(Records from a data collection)
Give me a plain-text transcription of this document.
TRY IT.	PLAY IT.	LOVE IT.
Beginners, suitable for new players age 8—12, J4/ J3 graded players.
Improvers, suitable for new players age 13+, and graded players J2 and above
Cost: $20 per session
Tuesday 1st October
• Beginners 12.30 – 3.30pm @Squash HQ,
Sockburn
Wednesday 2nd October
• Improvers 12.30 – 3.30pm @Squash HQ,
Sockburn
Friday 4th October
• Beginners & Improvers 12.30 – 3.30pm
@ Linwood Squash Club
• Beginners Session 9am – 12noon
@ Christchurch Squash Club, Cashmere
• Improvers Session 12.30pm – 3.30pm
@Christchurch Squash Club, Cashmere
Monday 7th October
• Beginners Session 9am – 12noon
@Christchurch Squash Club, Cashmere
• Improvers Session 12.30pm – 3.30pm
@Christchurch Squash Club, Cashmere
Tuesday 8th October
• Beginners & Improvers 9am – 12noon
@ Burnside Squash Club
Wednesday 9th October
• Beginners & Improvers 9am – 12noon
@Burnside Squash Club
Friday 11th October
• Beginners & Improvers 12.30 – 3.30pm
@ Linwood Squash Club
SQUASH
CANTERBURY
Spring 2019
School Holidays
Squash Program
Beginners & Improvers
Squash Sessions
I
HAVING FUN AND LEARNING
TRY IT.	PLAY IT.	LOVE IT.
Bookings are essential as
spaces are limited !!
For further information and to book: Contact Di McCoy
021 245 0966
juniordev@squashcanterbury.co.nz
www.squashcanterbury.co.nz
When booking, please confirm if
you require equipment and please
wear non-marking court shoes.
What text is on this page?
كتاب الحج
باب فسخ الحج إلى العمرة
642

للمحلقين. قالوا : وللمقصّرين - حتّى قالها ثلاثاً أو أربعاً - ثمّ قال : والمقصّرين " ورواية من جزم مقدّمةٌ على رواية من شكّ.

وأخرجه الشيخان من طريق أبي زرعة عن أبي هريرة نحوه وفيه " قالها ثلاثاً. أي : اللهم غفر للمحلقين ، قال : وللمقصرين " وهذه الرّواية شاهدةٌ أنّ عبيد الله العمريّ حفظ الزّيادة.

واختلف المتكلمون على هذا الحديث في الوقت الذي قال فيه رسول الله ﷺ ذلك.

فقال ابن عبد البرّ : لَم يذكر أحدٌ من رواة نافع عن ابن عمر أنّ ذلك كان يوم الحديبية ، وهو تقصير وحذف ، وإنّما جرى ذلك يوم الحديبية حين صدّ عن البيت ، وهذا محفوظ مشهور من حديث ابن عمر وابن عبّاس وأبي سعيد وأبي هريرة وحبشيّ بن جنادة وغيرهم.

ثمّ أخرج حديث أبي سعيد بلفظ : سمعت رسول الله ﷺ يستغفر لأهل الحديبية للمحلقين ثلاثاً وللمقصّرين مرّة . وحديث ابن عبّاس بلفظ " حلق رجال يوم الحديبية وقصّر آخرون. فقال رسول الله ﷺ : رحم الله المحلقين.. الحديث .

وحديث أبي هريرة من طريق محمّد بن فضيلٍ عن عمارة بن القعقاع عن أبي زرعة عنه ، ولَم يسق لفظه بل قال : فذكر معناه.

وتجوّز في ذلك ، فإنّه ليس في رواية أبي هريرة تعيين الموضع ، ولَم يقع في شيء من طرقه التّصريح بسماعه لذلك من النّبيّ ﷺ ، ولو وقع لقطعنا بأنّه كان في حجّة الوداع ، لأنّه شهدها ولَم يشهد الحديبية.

**What you will do**
Repeat all the records. Match each line exactly.

**The response**
Give me a plain-text transcription of this document.
TRY IT.	PLAY IT.	LOVE IT.
Beginners, suitable for new players age 8—12, J4/ J3 graded players.
Improvers, suitable for new players age 13+, and graded players J2 and above
Cost: $20 per session
Tuesday 1st October
• Beginners 12.30 – 3.30pm @Squash HQ,
Sockburn
Wednesday 2nd October
• Improvers 12.30 – 3.30pm @Squash HQ,
Sockburn
Friday 4th October
• Beginners & Improvers 12.30 – 3.30pm
@ Linwood Squash Club
• Beginners Session 9am – 12noon
@ Christchurch Squash Club, Cashmere
• Improvers Session 12.30pm – 3.30pm
@Christchurch Squash Club, Cashmere
Monday 7th October
• Beginners Session 9am – 12noon
@Christchurch Squash Club, Cashmere
• Improvers Session 12.30pm – 3.30pm
@Christchurch Squash Club, Cashmere
Tuesday 8th October
• Beginners & Improvers 9am – 12noon
@ Burnside Squash Club
Wednesday 9th October
• Beginners & Improvers 9am – 12noon
@Burnside Squash Club
Friday 11th October
• Beginners & Improvers 12.30 – 3.30pm
@ Linwood Squash Club
SQUASH
CANTERBURY
Spring 2019
School Holidays
Squash Program
Beginners & Improvers
Squash Sessions
I
HAVING FUN AND LEARNING
TRY IT.	PLAY IT.	LOVE IT.
Bookings are essential as
spaces are limited !!
For further information and to book: Contact Di McCoy
021 245 0966
juniordev@squashcanterbury.co.nz
www.squashcanterbury.co.nz
When booking, please confirm if
you require equipment and please
wear non-marking court shoes.
What text is on this page?
كتاب الحج
باب فسخ الحج إلى العمرة
642

للمحلقين. قالوا : وللمقصّرين - حتّى قالها ثلاثاً أو أربعاً - ثمّ قال : والمقصّرين " ورواية من جزم مقدّمةٌ على رواية من شكّ.

وأخرجه الشيخان من طريق أبي زرعة عن أبي هريرة نحوه وفيه " قالها ثلاثاً. أي : اللهم غفر للمحلقين ، قال : وللمقصرين " وهذه الرّواية شاهدةٌ أنّ عبيد الله العمريّ حفظ الزّيادة.

واختلف المتكلمون على هذا الحديث في الوقت الذي قال فيه رسول الله ﷺ ذلك.

فقال ابن عبد البرّ : لَم يذكر أحدٌ من رواة نافع عن ابن عمر أنّ ذلك كان يوم الحديبية ، وهو تقصير وحذف ، وإنّما جرى ذلك يوم الحديبية حين صدّ عن البيت ، وهذا محفوظ مشهور من حديث ابن عمر وابن عبّاس وأبي سعيد وأبي هريرة وحبشيّ بن جنادة وغيرهم.

ثمّ أخرج حديث أبي سعيد بلفظ : سمعت رسول الله ﷺ يستغفر لأهل الحديبية للمحلقين ثلاثاً وللمقصّرين مرّة . وحديث ابن عبّاس بلفظ " حلق رجال يوم الحديبية وقصّر آخرون. فقال رسول الله ﷺ : رحم الله المحلقين.. الحديث .

وحديث أبي هريرة من طريق محمّد بن فضيلٍ عن عمارة بن القعقاع عن أبي زرعة عنه ، ولَم يسق لفظه بل قال : فذكر معناه.

وتجوّز في ذلك ، فإنّه ليس في رواية أبي هريرة تعيين الموضع ، ولَم يقع في شيء من طرقه التّصريح بسماعه لذلك من النّبيّ ﷺ ، ولو وقع لقطعنا بأنّه كان في حجّة الوداع ، لأنّه شهدها ولَم يشهد الحديبية.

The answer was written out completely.